Collection entries

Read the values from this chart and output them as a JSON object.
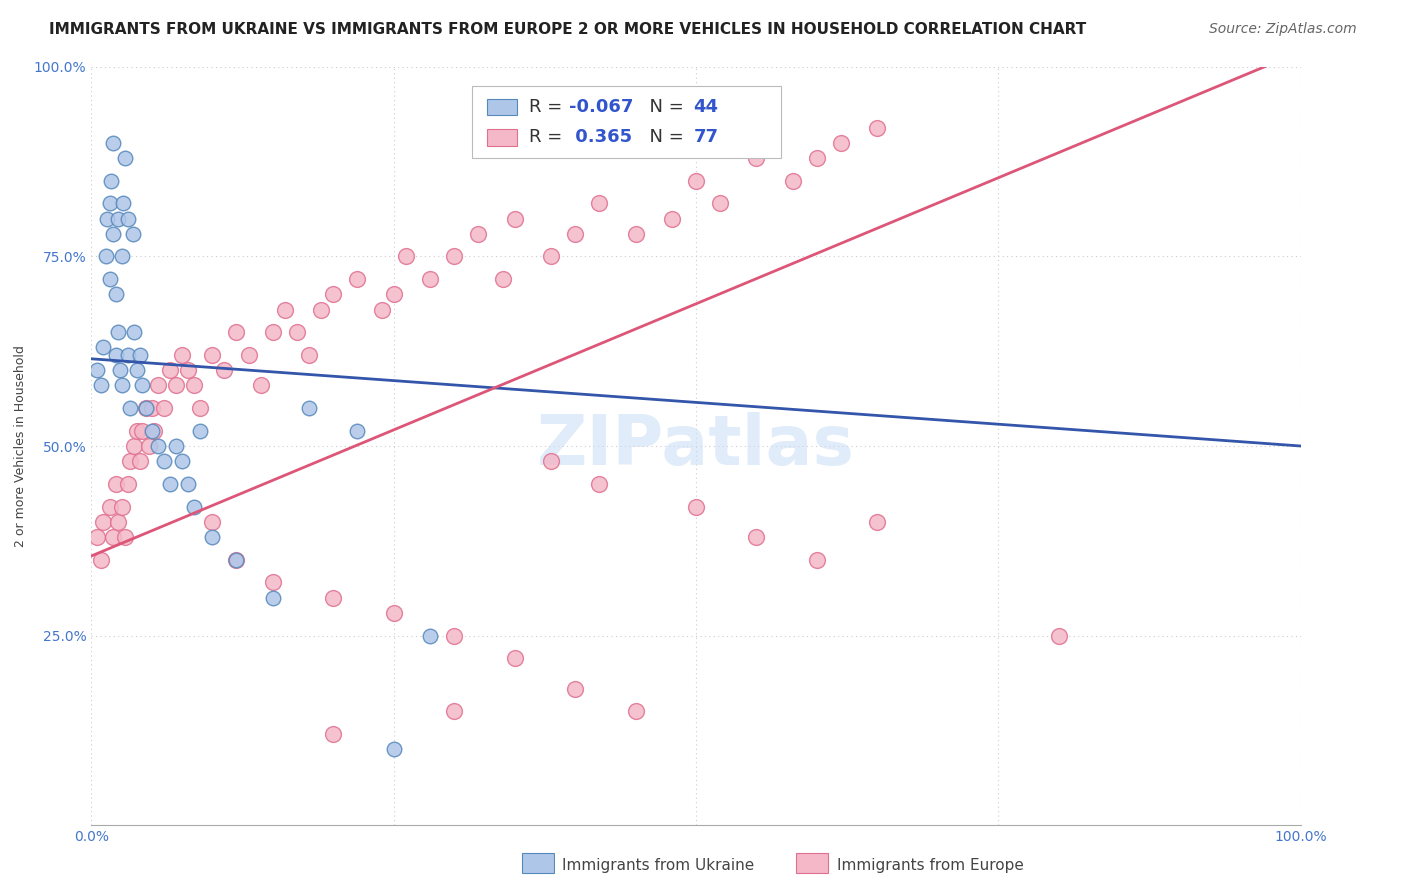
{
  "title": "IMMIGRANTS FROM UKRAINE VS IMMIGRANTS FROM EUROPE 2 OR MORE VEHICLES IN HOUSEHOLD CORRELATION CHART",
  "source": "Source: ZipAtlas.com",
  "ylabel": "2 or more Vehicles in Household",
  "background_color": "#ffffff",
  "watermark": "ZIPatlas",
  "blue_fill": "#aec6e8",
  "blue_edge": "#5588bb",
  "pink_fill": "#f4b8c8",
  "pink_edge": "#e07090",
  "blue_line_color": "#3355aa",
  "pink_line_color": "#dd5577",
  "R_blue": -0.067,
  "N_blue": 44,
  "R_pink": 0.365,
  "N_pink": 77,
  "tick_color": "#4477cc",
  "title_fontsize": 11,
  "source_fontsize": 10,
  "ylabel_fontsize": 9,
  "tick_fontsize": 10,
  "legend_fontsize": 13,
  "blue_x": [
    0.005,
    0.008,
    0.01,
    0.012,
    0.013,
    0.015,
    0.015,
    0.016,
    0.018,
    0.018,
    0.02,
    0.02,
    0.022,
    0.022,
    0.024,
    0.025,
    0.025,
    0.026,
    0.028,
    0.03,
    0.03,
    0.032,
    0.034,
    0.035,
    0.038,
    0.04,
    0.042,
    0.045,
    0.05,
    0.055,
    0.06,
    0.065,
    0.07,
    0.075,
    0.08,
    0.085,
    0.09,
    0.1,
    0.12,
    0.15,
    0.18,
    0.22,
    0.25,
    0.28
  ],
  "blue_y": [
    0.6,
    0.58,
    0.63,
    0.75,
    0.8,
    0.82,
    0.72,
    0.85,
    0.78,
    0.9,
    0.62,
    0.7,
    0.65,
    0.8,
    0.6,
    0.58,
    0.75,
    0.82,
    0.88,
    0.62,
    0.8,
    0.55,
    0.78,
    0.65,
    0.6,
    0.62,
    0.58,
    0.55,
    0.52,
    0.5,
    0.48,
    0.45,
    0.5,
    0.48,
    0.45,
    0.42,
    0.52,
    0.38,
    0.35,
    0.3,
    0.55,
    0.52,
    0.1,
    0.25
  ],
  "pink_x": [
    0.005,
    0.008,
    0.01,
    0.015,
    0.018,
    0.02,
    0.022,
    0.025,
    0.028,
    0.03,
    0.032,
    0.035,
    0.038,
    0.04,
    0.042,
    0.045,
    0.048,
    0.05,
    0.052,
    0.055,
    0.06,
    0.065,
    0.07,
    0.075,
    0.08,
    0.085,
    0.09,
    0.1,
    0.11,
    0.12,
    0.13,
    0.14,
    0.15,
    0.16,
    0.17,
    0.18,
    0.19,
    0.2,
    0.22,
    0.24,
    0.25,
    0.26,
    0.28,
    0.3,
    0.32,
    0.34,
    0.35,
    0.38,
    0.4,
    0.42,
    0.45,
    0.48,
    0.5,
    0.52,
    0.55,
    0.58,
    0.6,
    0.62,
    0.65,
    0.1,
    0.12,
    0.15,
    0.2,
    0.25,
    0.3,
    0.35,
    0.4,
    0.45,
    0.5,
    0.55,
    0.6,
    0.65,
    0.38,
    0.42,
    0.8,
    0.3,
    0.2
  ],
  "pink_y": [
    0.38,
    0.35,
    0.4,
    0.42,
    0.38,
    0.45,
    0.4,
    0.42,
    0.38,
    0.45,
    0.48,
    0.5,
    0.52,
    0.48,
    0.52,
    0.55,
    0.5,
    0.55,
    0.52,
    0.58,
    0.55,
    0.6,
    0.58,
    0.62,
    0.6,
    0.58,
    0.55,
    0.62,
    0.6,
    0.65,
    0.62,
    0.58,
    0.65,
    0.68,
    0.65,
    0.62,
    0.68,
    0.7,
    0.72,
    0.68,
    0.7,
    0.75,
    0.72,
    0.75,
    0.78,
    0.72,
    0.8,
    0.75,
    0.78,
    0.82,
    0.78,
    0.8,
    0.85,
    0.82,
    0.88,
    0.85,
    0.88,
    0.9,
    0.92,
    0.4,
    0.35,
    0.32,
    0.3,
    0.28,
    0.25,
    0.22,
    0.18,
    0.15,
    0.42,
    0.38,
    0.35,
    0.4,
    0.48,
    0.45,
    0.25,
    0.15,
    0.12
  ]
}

* [Task description] Do not include images; quote all of the entries above exactly.

* [Worked solution]
Read the values from this chart and output them as a JSON object.
{
  "title": "IMMIGRANTS FROM UKRAINE VS IMMIGRANTS FROM EUROPE 2 OR MORE VEHICLES IN HOUSEHOLD CORRELATION CHART",
  "source": "Source: ZipAtlas.com",
  "ylabel": "2 or more Vehicles in Household",
  "background_color": "#ffffff",
  "watermark": "ZIPatlas",
  "blue_fill": "#aec6e8",
  "blue_edge": "#5588bb",
  "pink_fill": "#f4b8c8",
  "pink_edge": "#e07090",
  "blue_line_color": "#3355aa",
  "pink_line_color": "#dd5577",
  "R_blue": -0.067,
  "N_blue": 44,
  "R_pink": 0.365,
  "N_pink": 77,
  "tick_color": "#4477cc",
  "title_fontsize": 11,
  "source_fontsize": 10,
  "ylabel_fontsize": 9,
  "tick_fontsize": 10,
  "legend_fontsize": 13,
  "blue_x": [
    0.005,
    0.008,
    0.01,
    0.012,
    0.013,
    0.015,
    0.015,
    0.016,
    0.018,
    0.018,
    0.02,
    0.02,
    0.022,
    0.022,
    0.024,
    0.025,
    0.025,
    0.026,
    0.028,
    0.03,
    0.03,
    0.032,
    0.034,
    0.035,
    0.038,
    0.04,
    0.042,
    0.045,
    0.05,
    0.055,
    0.06,
    0.065,
    0.07,
    0.075,
    0.08,
    0.085,
    0.09,
    0.1,
    0.12,
    0.15,
    0.18,
    0.22,
    0.25,
    0.28
  ],
  "blue_y": [
    0.6,
    0.58,
    0.63,
    0.75,
    0.8,
    0.82,
    0.72,
    0.85,
    0.78,
    0.9,
    0.62,
    0.7,
    0.65,
    0.8,
    0.6,
    0.58,
    0.75,
    0.82,
    0.88,
    0.62,
    0.8,
    0.55,
    0.78,
    0.65,
    0.6,
    0.62,
    0.58,
    0.55,
    0.52,
    0.5,
    0.48,
    0.45,
    0.5,
    0.48,
    0.45,
    0.42,
    0.52,
    0.38,
    0.35,
    0.3,
    0.55,
    0.52,
    0.1,
    0.25
  ],
  "pink_x": [
    0.005,
    0.008,
    0.01,
    0.015,
    0.018,
    0.02,
    0.022,
    0.025,
    0.028,
    0.03,
    0.032,
    0.035,
    0.038,
    0.04,
    0.042,
    0.045,
    0.048,
    0.05,
    0.052,
    0.055,
    0.06,
    0.065,
    0.07,
    0.075,
    0.08,
    0.085,
    0.09,
    0.1,
    0.11,
    0.12,
    0.13,
    0.14,
    0.15,
    0.16,
    0.17,
    0.18,
    0.19,
    0.2,
    0.22,
    0.24,
    0.25,
    0.26,
    0.28,
    0.3,
    0.32,
    0.34,
    0.35,
    0.38,
    0.4,
    0.42,
    0.45,
    0.48,
    0.5,
    0.52,
    0.55,
    0.58,
    0.6,
    0.62,
    0.65,
    0.1,
    0.12,
    0.15,
    0.2,
    0.25,
    0.3,
    0.35,
    0.4,
    0.45,
    0.5,
    0.55,
    0.6,
    0.65,
    0.38,
    0.42,
    0.8,
    0.3,
    0.2
  ],
  "pink_y": [
    0.38,
    0.35,
    0.4,
    0.42,
    0.38,
    0.45,
    0.4,
    0.42,
    0.38,
    0.45,
    0.48,
    0.5,
    0.52,
    0.48,
    0.52,
    0.55,
    0.5,
    0.55,
    0.52,
    0.58,
    0.55,
    0.6,
    0.58,
    0.62,
    0.6,
    0.58,
    0.55,
    0.62,
    0.6,
    0.65,
    0.62,
    0.58,
    0.65,
    0.68,
    0.65,
    0.62,
    0.68,
    0.7,
    0.72,
    0.68,
    0.7,
    0.75,
    0.72,
    0.75,
    0.78,
    0.72,
    0.8,
    0.75,
    0.78,
    0.82,
    0.78,
    0.8,
    0.85,
    0.82,
    0.88,
    0.85,
    0.88,
    0.9,
    0.92,
    0.4,
    0.35,
    0.32,
    0.3,
    0.28,
    0.25,
    0.22,
    0.18,
    0.15,
    0.42,
    0.38,
    0.35,
    0.4,
    0.48,
    0.45,
    0.25,
    0.15,
    0.12
  ]
}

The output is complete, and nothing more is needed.